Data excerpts

★ ★ ★ ★

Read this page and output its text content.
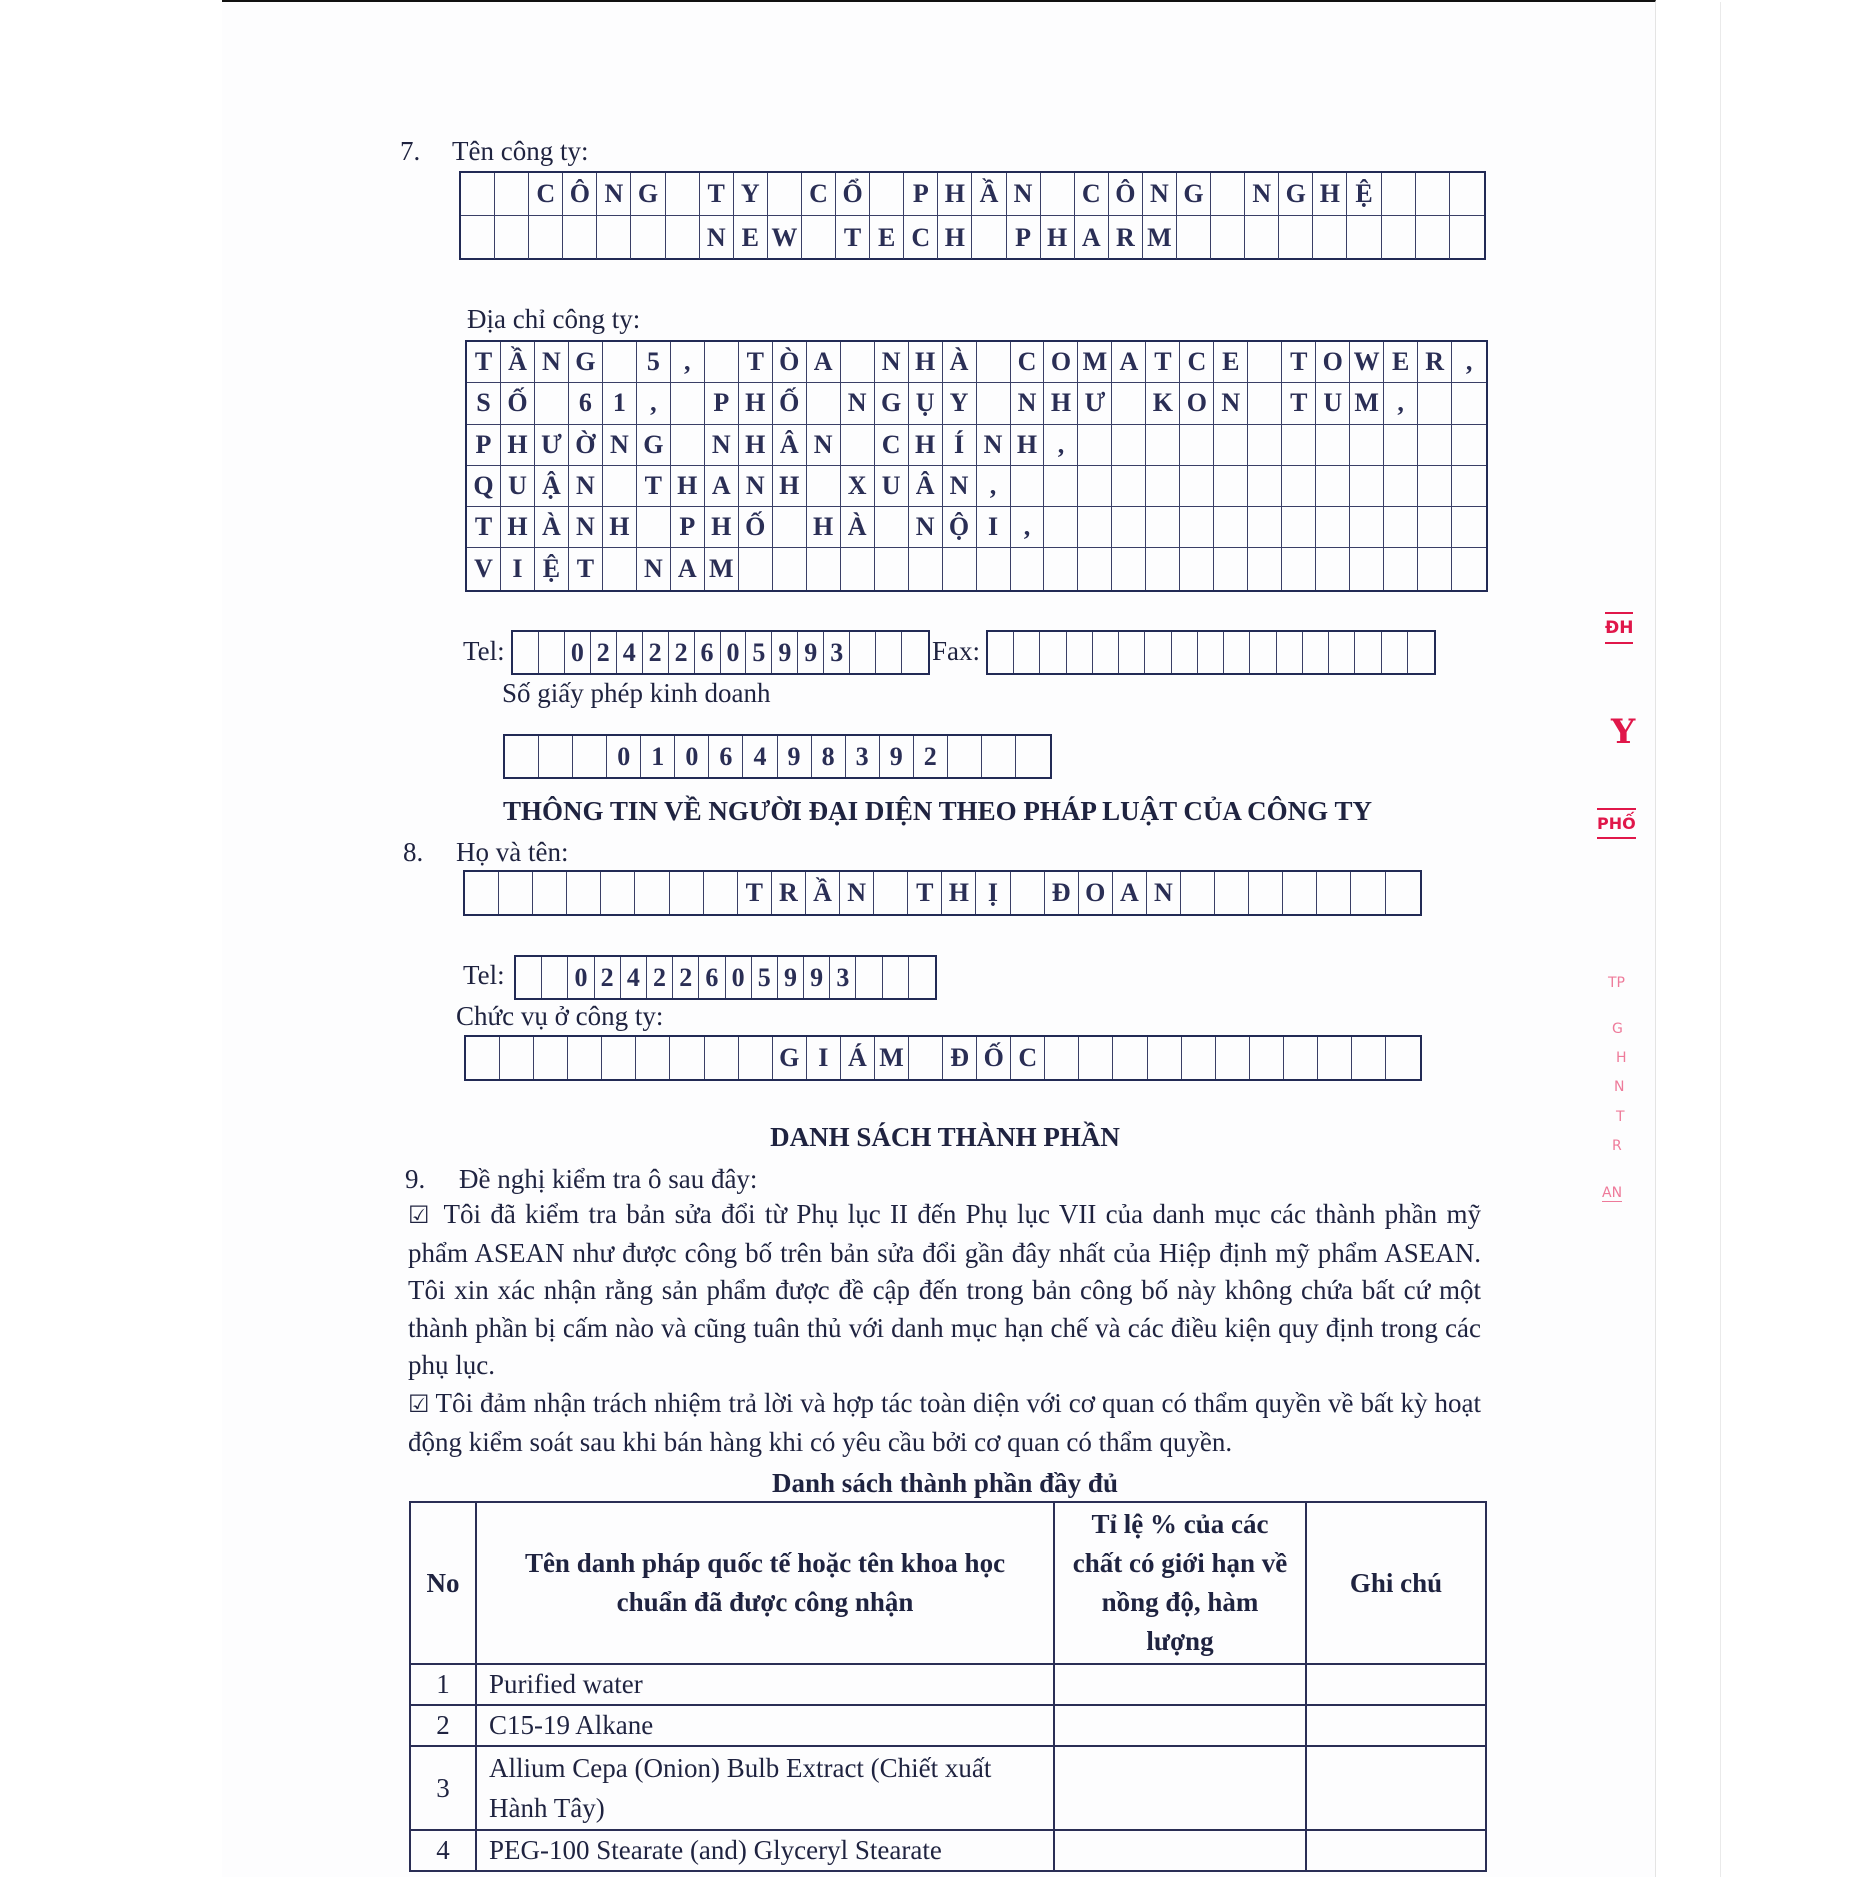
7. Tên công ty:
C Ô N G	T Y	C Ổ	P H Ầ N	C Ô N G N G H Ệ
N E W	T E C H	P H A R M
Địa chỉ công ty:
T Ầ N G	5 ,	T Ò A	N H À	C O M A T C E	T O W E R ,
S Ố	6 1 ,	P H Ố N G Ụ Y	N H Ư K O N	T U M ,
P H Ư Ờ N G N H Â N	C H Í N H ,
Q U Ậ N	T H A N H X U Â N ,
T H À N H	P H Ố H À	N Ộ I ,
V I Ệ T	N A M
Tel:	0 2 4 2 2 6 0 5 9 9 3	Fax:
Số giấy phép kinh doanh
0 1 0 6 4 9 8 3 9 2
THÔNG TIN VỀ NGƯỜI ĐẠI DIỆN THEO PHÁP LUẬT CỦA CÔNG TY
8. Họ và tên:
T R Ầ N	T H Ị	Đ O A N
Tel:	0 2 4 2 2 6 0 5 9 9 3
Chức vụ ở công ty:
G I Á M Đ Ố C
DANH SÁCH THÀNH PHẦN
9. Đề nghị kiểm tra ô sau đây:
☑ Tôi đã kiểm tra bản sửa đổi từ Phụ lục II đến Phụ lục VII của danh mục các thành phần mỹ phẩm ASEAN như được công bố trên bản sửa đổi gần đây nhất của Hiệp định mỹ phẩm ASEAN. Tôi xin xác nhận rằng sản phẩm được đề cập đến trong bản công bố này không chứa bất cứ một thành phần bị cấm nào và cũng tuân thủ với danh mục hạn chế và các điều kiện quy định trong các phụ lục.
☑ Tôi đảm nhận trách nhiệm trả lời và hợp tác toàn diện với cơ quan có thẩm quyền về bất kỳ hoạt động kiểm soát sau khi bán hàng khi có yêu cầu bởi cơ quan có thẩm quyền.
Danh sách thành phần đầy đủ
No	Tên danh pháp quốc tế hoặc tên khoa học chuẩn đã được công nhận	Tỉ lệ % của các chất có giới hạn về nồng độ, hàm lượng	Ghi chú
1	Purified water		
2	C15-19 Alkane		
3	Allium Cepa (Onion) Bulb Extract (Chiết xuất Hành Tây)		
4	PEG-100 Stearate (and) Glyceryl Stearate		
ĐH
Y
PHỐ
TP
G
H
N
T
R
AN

★ ★ ★ ★

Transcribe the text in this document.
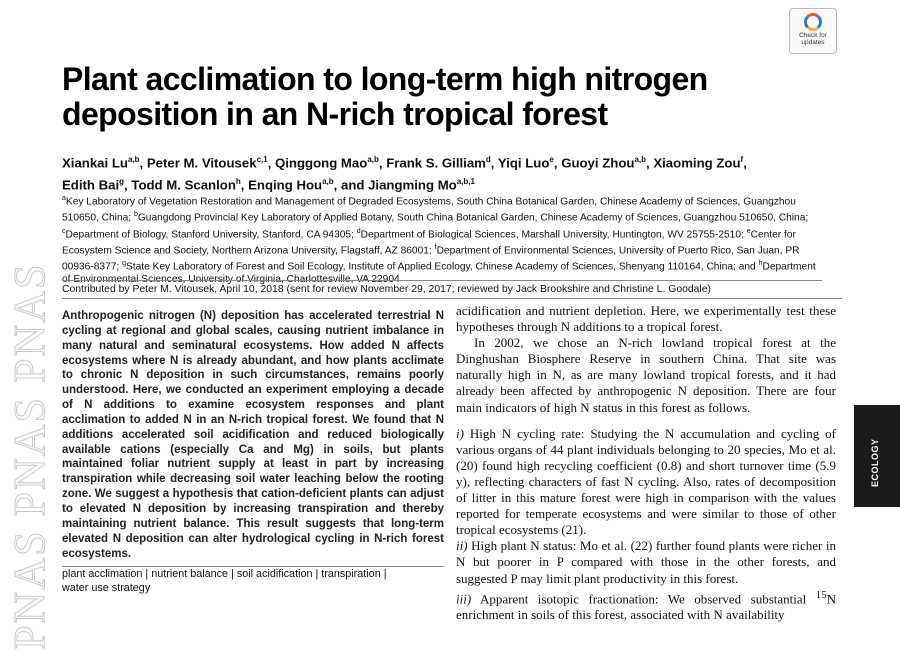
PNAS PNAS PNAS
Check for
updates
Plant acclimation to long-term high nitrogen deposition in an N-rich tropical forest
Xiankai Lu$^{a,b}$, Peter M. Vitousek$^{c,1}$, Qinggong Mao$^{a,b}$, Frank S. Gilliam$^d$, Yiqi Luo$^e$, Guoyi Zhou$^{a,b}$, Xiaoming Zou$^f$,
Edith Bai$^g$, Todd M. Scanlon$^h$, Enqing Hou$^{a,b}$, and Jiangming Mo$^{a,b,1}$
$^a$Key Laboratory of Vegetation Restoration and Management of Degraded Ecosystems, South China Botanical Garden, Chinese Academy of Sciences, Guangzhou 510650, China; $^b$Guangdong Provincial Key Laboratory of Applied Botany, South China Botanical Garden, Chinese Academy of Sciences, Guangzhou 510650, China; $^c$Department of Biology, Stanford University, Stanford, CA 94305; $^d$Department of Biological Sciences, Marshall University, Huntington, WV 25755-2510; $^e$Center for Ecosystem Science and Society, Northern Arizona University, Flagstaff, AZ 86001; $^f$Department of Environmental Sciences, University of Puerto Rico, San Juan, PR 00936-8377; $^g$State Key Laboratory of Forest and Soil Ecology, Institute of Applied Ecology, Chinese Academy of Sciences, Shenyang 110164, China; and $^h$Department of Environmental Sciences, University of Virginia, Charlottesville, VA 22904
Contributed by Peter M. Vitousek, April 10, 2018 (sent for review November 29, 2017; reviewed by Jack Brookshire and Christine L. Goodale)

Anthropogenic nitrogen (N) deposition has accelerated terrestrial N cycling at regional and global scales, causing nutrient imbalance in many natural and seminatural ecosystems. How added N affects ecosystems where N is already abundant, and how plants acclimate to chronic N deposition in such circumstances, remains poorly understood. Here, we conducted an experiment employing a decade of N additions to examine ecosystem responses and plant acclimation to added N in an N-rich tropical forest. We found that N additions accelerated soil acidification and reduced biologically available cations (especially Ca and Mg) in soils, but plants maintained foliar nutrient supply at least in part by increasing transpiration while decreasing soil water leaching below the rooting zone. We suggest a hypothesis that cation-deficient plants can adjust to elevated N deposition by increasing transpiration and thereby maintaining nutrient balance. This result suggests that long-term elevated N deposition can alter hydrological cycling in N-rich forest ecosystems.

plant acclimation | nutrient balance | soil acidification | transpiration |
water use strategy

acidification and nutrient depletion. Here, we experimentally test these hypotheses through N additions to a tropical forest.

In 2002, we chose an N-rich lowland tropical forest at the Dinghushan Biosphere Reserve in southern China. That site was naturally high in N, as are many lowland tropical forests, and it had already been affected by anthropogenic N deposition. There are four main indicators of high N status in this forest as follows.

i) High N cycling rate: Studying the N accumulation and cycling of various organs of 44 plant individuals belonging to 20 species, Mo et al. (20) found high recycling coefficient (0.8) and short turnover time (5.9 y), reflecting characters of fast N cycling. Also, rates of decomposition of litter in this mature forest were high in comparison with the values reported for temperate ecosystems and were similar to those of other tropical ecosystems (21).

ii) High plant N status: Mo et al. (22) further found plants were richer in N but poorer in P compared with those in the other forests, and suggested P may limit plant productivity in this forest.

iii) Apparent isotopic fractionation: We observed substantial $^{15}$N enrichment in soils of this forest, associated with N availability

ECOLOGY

★ ★ ★ ★

● Do this:
Go through the entries and return each line where the word "Peter" appears.

● Response to the task:
Xiankai Lu$^{a,b}$, Peter M. Vitousek$^{c,1}$, Qinggong Mao$^{a,b}$, Frank S. Gilliam$^d$, Yiqi Luo$^e$, Guoyi Zhou$^{a,b}$, Xiaoming Zou$^f$,
Contributed by Peter M. Vitousek, April 10, 2018 (sent for review November 29, 2017; reviewed by Jack Brookshire and Christine L. Goodale)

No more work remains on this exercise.